Data tied to figure images
————————
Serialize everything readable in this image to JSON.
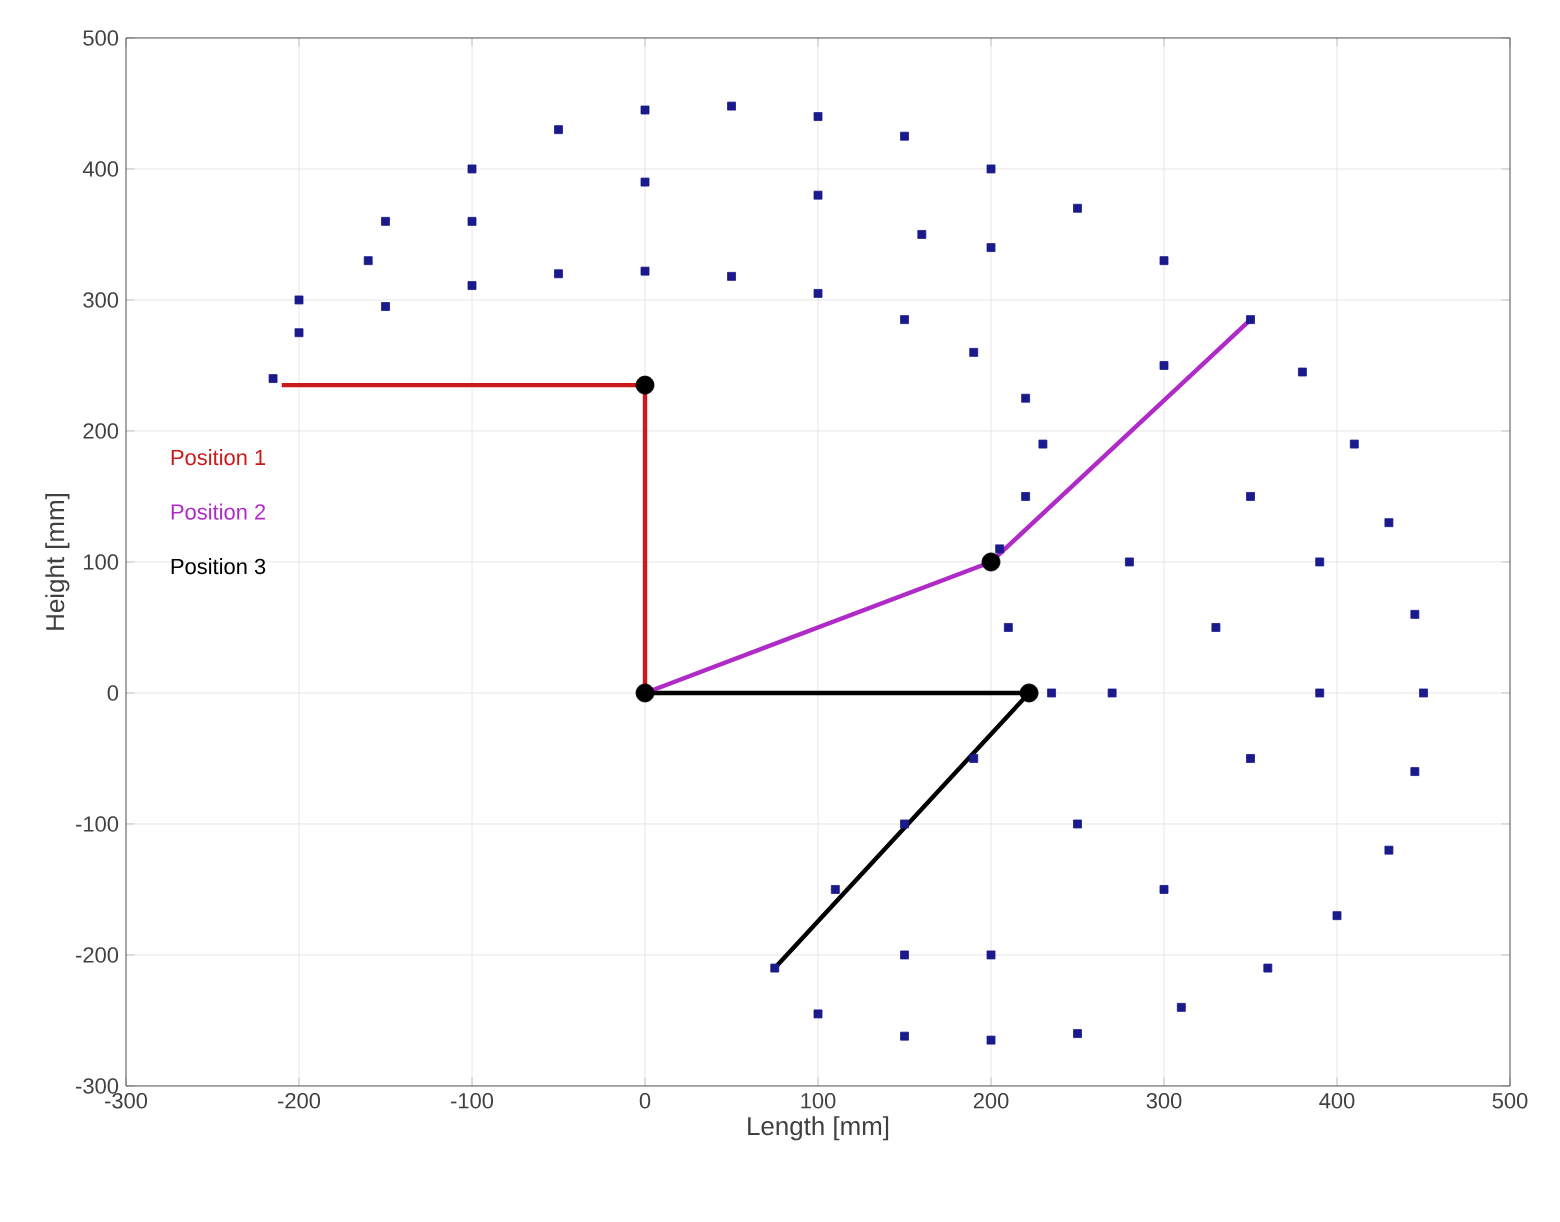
{
  "chart_data": {
    "type": "scatter",
    "xlabel": "Length [mm]",
    "ylabel": "Height [mm]",
    "xlim": [
      -300,
      500
    ],
    "ylim": [
      -300,
      500
    ],
    "xticks": [
      -300,
      -200,
      -100,
      0,
      100,
      200,
      300,
      400,
      500
    ],
    "yticks": [
      -300,
      -200,
      -100,
      0,
      100,
      200,
      300,
      400,
      500
    ],
    "grid": true,
    "legend": "left",
    "series": [
      {
        "color": "#1a1a8c",
        "marker": "square",
        "x": [
          -215,
          -200,
          -150,
          -100,
          -50,
          0,
          50,
          100,
          150,
          200,
          250,
          300,
          350,
          380,
          410,
          430,
          445,
          450,
          445,
          430,
          400,
          360,
          310,
          250,
          200,
          150,
          100,
          75,
          110,
          150,
          190,
          235,
          210,
          205,
          220,
          230,
          220,
          190,
          150,
          100,
          50,
          0,
          -50,
          -100,
          -150,
          -200,
          0,
          -100,
          100,
          200,
          300,
          350,
          330,
          350,
          300,
          200,
          270,
          280,
          250,
          -160,
          160,
          390,
          390,
          150
        ],
        "values": [
          240,
          300,
          360,
          400,
          430,
          445,
          448,
          440,
          425,
          400,
          370,
          330,
          285,
          245,
          190,
          130,
          60,
          0,
          -60,
          -120,
          -170,
          -210,
          -240,
          -260,
          -265,
          -262,
          -245,
          -210,
          -150,
          -100,
          -50,
          0,
          50,
          110,
          150,
          190,
          225,
          260,
          285,
          305,
          318,
          322,
          320,
          311,
          295,
          275,
          390,
          360,
          380,
          340,
          250,
          150,
          50,
          -50,
          -150,
          -200,
          0,
          100,
          -100,
          330,
          350,
          0,
          100,
          -200
        ]
      },
      {
        "type": "line",
        "name": "Position 1",
        "color": "#cc1a1a",
        "x": [
          -210,
          0,
          0
        ],
        "values": [
          235,
          235,
          0
        ]
      },
      {
        "type": "line",
        "name": "Position 2",
        "color": "#b02ac8",
        "x": [
          0,
          200,
          350
        ],
        "values": [
          0,
          100,
          285
        ]
      },
      {
        "type": "line",
        "name": "Position 3",
        "color": "#000000",
        "x": [
          0,
          222,
          75
        ],
        "values": [
          0,
          0,
          -210
        ]
      },
      {
        "type": "scatter",
        "color": "#000000",
        "marker": "circle",
        "x": [
          0,
          0,
          200,
          222
        ],
        "values": [
          235,
          0,
          100,
          0
        ]
      }
    ]
  }
}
————————
= Brief =
Copy all the data exactly as written, but skip any picture.

= Result for this task =
Serialize everything readable in this image to JSON.
{
  "chart_data": {
    "type": "scatter",
    "xlabel": "Length [mm]",
    "ylabel": "Height [mm]",
    "xlim": [
      -300,
      500
    ],
    "ylim": [
      -300,
      500
    ],
    "xticks": [
      -300,
      -200,
      -100,
      0,
      100,
      200,
      300,
      400,
      500
    ],
    "yticks": [
      -300,
      -200,
      -100,
      0,
      100,
      200,
      300,
      400,
      500
    ],
    "grid": true,
    "legend": "left",
    "series": [
      {
        "color": "#1a1a8c",
        "marker": "square",
        "x": [
          -215,
          -200,
          -150,
          -100,
          -50,
          0,
          50,
          100,
          150,
          200,
          250,
          300,
          350,
          380,
          410,
          430,
          445,
          450,
          445,
          430,
          400,
          360,
          310,
          250,
          200,
          150,
          100,
          75,
          110,
          150,
          190,
          235,
          210,
          205,
          220,
          230,
          220,
          190,
          150,
          100,
          50,
          0,
          -50,
          -100,
          -150,
          -200,
          0,
          -100,
          100,
          200,
          300,
          350,
          330,
          350,
          300,
          200,
          270,
          280,
          250,
          -160,
          160,
          390,
          390,
          150
        ],
        "values": [
          240,
          300,
          360,
          400,
          430,
          445,
          448,
          440,
          425,
          400,
          370,
          330,
          285,
          245,
          190,
          130,
          60,
          0,
          -60,
          -120,
          -170,
          -210,
          -240,
          -260,
          -265,
          -262,
          -245,
          -210,
          -150,
          -100,
          -50,
          0,
          50,
          110,
          150,
          190,
          225,
          260,
          285,
          305,
          318,
          322,
          320,
          311,
          295,
          275,
          390,
          360,
          380,
          340,
          250,
          150,
          50,
          -50,
          -150,
          -200,
          0,
          100,
          -100,
          330,
          350,
          0,
          100,
          -200
        ]
      },
      {
        "type": "line",
        "name": "Position 1",
        "color": "#cc1a1a",
        "x": [
          -210,
          0,
          0
        ],
        "values": [
          235,
          235,
          0
        ]
      },
      {
        "type": "line",
        "name": "Position 2",
        "color": "#b02ac8",
        "x": [
          0,
          200,
          350
        ],
        "values": [
          0,
          100,
          285
        ]
      },
      {
        "type": "line",
        "name": "Position 3",
        "color": "#000000",
        "x": [
          0,
          222,
          75
        ],
        "values": [
          0,
          0,
          -210
        ]
      },
      {
        "type": "scatter",
        "color": "#000000",
        "marker": "circle",
        "x": [
          0,
          0,
          200,
          222
        ],
        "values": [
          235,
          0,
          100,
          0
        ]
      }
    ]
  }
}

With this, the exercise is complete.